Problem requirements → Wherever a line in the data below holds "inequality", copy that line.

Material provided →
^^^^

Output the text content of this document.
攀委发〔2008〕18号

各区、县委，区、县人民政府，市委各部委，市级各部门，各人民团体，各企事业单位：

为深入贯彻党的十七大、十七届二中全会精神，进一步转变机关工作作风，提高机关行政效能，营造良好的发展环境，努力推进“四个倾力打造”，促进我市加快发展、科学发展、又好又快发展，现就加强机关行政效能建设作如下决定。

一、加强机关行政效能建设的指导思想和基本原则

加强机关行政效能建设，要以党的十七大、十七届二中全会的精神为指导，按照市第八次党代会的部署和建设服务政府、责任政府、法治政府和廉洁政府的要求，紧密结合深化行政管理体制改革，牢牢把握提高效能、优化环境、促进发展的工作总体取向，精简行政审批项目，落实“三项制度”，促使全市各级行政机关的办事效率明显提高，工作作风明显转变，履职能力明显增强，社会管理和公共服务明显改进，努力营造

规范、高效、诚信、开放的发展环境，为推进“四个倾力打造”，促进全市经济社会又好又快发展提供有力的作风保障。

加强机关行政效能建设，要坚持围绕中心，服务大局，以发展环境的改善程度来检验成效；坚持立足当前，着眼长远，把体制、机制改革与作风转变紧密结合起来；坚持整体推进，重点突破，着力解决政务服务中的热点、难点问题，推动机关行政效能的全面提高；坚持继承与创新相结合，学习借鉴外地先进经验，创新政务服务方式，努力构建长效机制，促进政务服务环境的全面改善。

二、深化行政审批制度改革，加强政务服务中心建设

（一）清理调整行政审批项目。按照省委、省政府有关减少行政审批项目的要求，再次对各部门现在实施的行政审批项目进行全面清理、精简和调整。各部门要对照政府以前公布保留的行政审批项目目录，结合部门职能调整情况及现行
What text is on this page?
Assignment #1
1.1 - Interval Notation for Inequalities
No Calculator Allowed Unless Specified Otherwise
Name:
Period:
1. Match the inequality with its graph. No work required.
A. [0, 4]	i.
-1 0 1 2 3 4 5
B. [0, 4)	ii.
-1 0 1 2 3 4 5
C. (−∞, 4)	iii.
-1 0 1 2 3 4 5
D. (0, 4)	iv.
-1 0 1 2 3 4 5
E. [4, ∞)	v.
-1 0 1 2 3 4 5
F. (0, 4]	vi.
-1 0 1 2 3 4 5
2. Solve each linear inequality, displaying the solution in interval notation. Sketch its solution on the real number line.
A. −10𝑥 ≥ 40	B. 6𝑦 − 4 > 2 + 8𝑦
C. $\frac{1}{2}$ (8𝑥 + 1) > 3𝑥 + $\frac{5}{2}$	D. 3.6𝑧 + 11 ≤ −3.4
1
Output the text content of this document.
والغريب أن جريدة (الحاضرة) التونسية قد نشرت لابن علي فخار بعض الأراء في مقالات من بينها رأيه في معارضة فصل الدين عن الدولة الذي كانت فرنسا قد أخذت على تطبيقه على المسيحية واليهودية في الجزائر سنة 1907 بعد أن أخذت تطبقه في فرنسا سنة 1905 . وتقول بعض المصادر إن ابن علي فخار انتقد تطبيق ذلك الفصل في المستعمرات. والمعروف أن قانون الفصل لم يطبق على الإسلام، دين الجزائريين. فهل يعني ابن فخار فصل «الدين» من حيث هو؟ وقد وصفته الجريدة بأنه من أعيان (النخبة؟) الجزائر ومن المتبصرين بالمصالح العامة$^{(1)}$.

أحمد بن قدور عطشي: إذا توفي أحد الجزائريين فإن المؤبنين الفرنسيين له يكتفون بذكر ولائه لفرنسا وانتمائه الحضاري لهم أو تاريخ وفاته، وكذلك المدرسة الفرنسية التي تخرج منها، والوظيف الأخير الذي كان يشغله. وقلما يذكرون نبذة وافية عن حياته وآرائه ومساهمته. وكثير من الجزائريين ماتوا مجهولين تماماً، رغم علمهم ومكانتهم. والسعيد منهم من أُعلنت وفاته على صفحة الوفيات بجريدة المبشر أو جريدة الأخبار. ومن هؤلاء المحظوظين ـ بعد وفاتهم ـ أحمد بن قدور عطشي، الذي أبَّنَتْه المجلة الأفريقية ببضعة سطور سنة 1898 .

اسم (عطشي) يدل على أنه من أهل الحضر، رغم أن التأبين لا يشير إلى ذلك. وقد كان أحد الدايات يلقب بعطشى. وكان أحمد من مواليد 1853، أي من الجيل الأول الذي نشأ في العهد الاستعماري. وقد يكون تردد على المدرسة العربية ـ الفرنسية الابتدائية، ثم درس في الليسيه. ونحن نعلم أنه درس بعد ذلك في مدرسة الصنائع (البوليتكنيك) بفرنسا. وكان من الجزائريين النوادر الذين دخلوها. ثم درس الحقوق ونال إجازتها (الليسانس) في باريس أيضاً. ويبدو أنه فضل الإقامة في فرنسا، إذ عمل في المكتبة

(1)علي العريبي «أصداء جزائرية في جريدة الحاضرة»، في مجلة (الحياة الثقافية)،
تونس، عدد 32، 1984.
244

^^^^

Solution to this exercise →
1. Match the inequality with its graph. No work required.
2. Solve each linear inequality, displaying the solution in interval notation. Sketch its solution on the real number line.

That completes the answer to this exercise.